+++ RECORDED INFORMATION +++

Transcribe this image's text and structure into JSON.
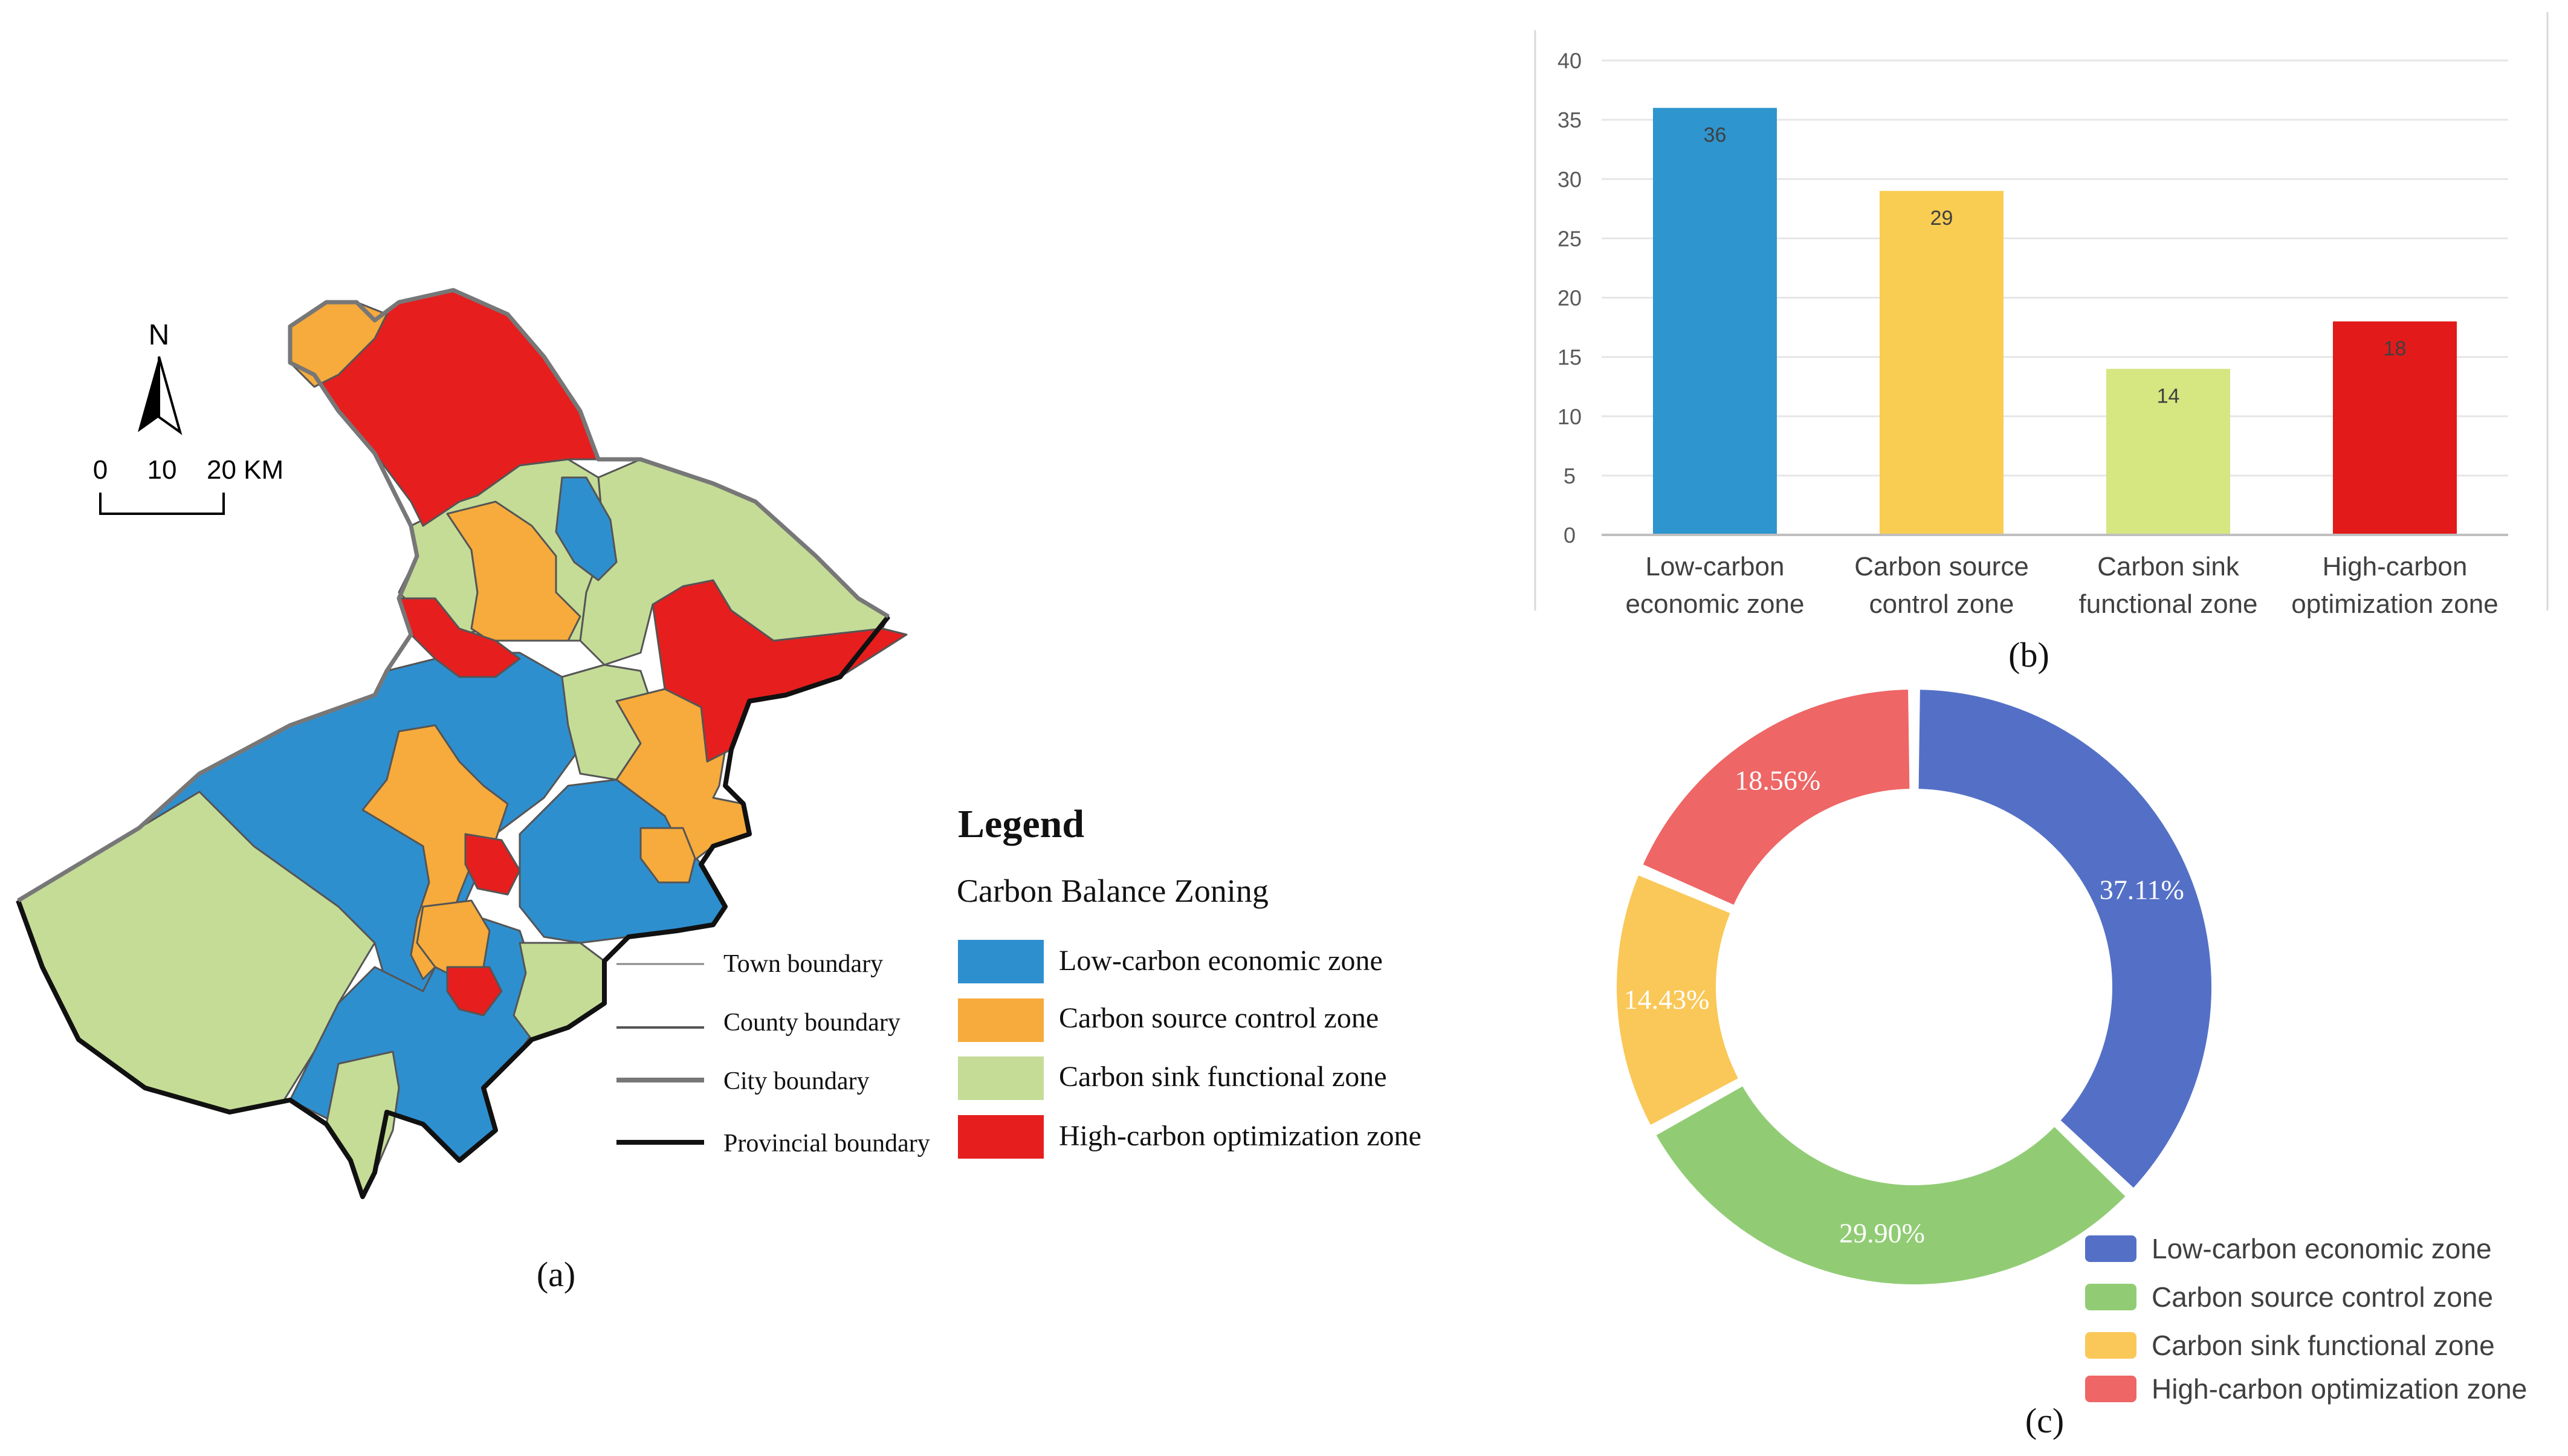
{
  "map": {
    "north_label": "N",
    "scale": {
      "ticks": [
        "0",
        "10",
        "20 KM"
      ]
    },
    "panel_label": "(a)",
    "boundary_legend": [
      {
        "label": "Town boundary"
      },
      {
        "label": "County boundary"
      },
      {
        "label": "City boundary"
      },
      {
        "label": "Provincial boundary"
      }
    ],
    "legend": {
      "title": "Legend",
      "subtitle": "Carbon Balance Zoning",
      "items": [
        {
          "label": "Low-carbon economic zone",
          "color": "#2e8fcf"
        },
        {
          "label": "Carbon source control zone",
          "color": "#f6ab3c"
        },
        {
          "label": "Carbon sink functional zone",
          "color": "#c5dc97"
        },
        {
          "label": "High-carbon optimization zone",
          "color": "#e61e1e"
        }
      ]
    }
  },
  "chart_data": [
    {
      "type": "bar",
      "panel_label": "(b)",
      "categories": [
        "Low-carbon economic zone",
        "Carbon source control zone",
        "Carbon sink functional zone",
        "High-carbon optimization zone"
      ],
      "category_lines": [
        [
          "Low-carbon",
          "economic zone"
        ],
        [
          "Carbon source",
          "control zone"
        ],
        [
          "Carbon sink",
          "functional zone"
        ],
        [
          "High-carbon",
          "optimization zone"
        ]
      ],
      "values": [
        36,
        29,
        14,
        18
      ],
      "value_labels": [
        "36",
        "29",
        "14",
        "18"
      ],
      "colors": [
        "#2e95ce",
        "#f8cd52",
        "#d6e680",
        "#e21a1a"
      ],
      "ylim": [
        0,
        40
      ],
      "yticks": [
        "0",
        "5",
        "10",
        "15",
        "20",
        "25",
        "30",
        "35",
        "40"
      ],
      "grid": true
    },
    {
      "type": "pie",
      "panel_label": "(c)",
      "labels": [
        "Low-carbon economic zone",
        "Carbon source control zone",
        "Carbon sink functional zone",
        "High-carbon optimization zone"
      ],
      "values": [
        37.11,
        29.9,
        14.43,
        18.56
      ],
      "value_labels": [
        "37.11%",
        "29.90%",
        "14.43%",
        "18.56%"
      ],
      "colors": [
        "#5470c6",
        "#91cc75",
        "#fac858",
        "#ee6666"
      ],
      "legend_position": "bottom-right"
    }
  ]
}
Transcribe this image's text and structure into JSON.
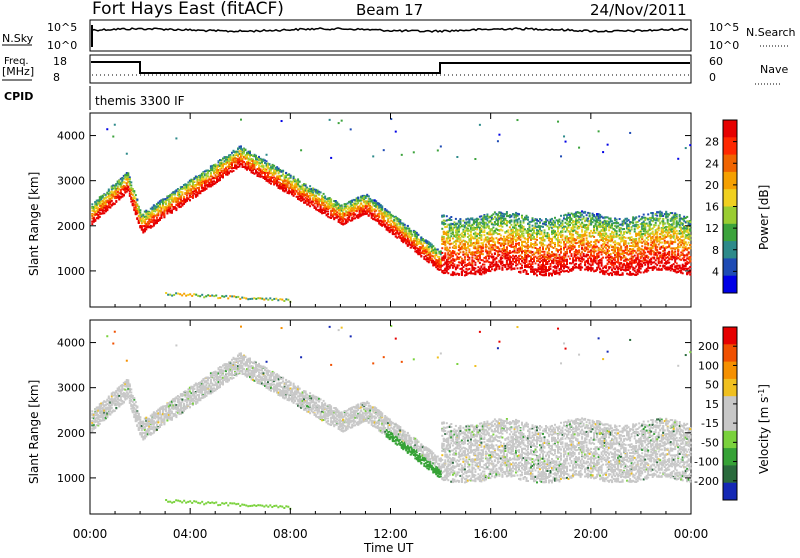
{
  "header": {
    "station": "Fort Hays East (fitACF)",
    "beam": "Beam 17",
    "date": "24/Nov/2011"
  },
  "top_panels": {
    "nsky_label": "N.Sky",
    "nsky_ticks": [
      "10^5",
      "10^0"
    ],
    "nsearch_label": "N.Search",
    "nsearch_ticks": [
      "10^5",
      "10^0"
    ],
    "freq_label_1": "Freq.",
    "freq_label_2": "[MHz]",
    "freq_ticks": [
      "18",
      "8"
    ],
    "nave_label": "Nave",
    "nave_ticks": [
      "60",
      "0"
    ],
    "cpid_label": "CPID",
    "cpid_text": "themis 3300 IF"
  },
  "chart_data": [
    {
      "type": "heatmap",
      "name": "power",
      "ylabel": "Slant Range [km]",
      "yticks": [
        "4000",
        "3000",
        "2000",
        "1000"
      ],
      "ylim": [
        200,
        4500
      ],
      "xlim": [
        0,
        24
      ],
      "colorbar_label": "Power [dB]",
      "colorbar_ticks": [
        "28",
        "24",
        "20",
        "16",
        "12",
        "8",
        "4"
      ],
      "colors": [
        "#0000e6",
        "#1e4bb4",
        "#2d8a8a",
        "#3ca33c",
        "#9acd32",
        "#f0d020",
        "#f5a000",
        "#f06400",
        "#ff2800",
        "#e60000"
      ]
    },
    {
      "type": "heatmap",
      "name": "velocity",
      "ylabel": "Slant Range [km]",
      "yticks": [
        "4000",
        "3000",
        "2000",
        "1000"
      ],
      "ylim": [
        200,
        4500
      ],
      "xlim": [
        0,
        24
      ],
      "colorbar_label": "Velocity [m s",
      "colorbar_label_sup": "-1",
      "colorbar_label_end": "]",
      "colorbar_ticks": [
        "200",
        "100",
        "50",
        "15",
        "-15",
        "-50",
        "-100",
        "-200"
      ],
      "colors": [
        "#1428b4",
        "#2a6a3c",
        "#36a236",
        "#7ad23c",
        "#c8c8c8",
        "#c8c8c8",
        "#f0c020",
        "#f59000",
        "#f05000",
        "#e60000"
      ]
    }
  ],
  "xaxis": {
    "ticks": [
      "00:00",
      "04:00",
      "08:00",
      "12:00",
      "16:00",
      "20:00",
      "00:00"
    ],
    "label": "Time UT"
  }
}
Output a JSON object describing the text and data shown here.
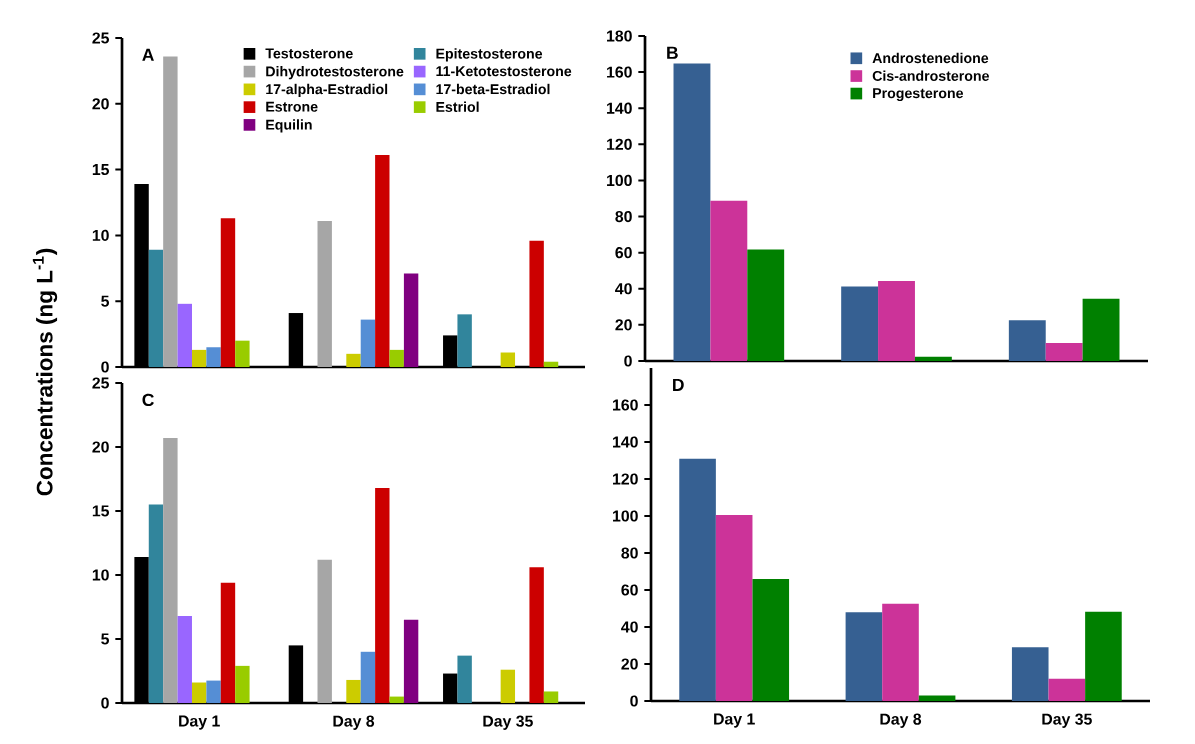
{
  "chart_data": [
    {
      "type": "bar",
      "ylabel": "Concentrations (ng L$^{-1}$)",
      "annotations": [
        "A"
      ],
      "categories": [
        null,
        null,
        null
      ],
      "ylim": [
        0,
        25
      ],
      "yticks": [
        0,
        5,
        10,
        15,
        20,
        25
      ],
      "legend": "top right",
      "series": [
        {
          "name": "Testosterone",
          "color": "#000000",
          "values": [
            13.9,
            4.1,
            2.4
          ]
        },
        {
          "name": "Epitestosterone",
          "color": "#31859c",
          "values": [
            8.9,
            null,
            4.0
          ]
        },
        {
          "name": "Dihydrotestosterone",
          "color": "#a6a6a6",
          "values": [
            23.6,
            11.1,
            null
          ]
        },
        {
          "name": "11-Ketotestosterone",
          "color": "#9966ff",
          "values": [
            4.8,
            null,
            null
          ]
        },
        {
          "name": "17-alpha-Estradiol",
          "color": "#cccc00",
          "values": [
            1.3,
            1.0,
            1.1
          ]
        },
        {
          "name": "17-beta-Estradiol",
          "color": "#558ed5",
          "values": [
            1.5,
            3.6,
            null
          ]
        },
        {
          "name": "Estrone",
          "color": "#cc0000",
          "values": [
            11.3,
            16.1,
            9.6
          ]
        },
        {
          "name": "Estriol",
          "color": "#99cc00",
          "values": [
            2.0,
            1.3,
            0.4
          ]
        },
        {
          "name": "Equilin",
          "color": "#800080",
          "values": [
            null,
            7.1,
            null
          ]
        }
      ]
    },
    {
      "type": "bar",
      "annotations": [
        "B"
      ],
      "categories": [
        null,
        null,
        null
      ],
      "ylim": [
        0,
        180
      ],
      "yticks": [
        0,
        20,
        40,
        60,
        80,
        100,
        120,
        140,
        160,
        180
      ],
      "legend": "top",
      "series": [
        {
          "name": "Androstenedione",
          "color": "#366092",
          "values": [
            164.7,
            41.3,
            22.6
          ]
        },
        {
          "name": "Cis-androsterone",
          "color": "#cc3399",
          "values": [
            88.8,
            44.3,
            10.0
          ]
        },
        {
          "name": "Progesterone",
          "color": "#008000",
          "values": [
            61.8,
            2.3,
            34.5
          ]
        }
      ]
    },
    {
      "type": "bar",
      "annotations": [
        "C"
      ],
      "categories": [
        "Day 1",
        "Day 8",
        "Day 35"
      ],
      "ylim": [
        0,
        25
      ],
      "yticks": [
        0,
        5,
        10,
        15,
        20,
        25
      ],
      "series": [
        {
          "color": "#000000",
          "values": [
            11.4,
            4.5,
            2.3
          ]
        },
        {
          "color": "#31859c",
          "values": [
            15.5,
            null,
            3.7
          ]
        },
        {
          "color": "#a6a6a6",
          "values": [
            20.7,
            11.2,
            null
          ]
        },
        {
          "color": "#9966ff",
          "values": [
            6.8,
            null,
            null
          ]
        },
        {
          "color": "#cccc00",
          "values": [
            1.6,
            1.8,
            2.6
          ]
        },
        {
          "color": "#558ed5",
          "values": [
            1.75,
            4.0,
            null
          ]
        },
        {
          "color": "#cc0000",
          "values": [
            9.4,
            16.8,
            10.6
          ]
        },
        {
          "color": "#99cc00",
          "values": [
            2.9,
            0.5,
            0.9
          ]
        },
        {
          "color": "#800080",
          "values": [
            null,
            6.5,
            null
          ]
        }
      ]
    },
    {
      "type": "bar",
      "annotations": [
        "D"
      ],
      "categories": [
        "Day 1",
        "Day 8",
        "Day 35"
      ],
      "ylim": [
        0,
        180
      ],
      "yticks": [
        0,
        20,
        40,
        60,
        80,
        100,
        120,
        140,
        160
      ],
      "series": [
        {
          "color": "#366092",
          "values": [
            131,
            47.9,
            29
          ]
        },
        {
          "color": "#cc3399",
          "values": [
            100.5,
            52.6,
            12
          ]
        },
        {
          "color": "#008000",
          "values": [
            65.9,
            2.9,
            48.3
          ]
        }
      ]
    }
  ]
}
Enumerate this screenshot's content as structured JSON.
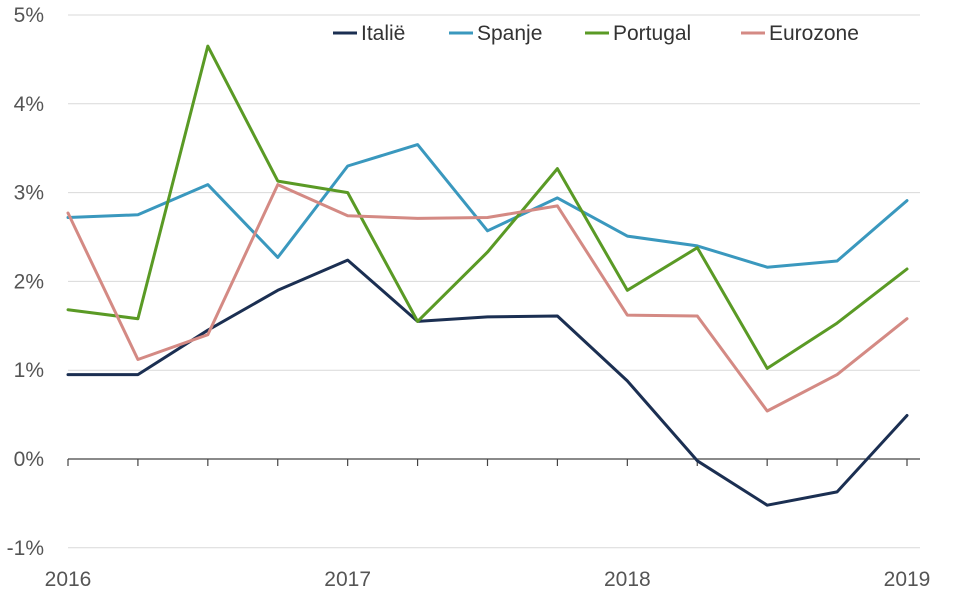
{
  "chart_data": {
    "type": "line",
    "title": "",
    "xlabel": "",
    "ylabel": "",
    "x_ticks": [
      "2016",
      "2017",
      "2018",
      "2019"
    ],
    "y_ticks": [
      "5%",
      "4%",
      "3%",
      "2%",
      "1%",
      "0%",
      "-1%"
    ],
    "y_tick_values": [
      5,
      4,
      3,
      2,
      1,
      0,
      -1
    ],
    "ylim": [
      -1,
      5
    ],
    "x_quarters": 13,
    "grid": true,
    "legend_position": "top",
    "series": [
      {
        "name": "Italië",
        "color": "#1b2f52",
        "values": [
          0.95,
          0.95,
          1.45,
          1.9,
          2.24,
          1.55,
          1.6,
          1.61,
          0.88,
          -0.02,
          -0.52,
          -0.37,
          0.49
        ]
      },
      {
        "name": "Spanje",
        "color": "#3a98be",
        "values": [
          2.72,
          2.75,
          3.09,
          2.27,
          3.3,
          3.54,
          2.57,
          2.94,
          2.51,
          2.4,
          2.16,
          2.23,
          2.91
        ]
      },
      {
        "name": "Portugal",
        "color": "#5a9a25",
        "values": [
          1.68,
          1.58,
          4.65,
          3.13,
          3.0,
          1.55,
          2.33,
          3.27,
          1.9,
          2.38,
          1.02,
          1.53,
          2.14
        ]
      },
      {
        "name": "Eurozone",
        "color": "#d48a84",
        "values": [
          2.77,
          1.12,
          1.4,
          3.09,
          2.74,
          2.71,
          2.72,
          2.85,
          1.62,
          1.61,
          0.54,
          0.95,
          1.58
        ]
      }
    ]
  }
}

+++

AIM: Copy out every line of the listing that contains the string "optimization".

TASK ANSWER:
          "label": "High-carbon optimization zone",
        "High-carbon optimization zone"
          "optimization zone"
        "High-carbon optimization zone"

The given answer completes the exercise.